- _Requirements_:
Every record below should be printed exactly as it appears.

- _Provided information_:
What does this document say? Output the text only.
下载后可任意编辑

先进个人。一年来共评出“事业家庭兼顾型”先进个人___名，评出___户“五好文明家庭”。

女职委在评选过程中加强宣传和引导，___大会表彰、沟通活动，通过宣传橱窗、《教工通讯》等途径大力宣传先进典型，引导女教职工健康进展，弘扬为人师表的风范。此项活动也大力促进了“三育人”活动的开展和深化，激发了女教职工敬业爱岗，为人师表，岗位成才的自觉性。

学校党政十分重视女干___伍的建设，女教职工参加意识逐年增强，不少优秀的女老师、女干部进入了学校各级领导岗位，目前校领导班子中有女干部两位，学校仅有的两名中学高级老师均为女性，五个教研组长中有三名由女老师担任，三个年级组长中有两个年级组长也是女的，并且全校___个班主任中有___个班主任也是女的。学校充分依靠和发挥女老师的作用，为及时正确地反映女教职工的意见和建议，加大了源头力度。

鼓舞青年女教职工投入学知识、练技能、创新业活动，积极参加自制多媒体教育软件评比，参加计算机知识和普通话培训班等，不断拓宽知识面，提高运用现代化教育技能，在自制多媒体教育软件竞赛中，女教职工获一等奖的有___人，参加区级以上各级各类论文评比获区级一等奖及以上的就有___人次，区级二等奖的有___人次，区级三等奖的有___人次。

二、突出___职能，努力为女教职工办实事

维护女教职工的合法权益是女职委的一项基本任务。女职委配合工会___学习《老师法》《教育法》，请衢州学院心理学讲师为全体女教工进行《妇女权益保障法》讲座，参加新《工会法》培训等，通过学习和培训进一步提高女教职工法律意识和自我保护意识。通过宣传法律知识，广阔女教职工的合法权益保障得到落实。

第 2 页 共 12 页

- _Exercise response_:
What does this document say? Output the text only.
下载后可任意编辑

先进个人。一年来共评出“事业家庭兼顾型”先进个人___名，评出___户“五好文明家庭”。

女职委在评选过程中加强宣传和引导，___大会表彰、沟通活动，通过宣传橱窗、《教工通讯》等途径大力宣传先进典型，引导女教职工健康进展，弘扬为人师表的风范。此项活动也大力促进了“三育人”活动的开展和深化，激发了女教职工敬业爱岗，为人师表，岗位成才的自觉性。

学校党政十分重视女干___伍的建设，女教职工参加意识逐年增强，不少优秀的女老师、女干部进入了学校各级领导岗位，目前校领导班子中有女干部两位，学校仅有的两名中学高级老师均为女性，五个教研组长中有三名由女老师担任，三个年级组长中有两个年级组长也是女的，并且全校___个班主任中有___个班主任也是女的。学校充分依靠和发挥女老师的作用，为及时正确地反映女教职工的意见和建议，加大了源头力度。

鼓舞青年女教职工投入学知识、练技能、创新业活动，积极参加自制多媒体教育软件评比，参加计算机知识和普通话培训班等，不断拓宽知识面，提高运用现代化教育技能，在自制多媒体教育软件竞赛中，女教职工获一等奖的有___人，参加区级以上各级各类论文评比获区级一等奖及以上的就有___人次，区级二等奖的有___人次，区级三等奖的有___人次。

二、突出___职能，努力为女教职工办实事

维护女教职工的合法权益是女职委的一项基本任务。女职委配合工会___学习《老师法》《教育法》，请衢州学院心理学讲师为全体女教工进行《妇女权益保障法》讲座，参加新《工会法》培训等，通过学习和培训进一步提高女教职工法律意识和自我保护意识。通过宣传法律知识，广阔女教职工的合法权益保障得到落实。

第 2 页 共 12 页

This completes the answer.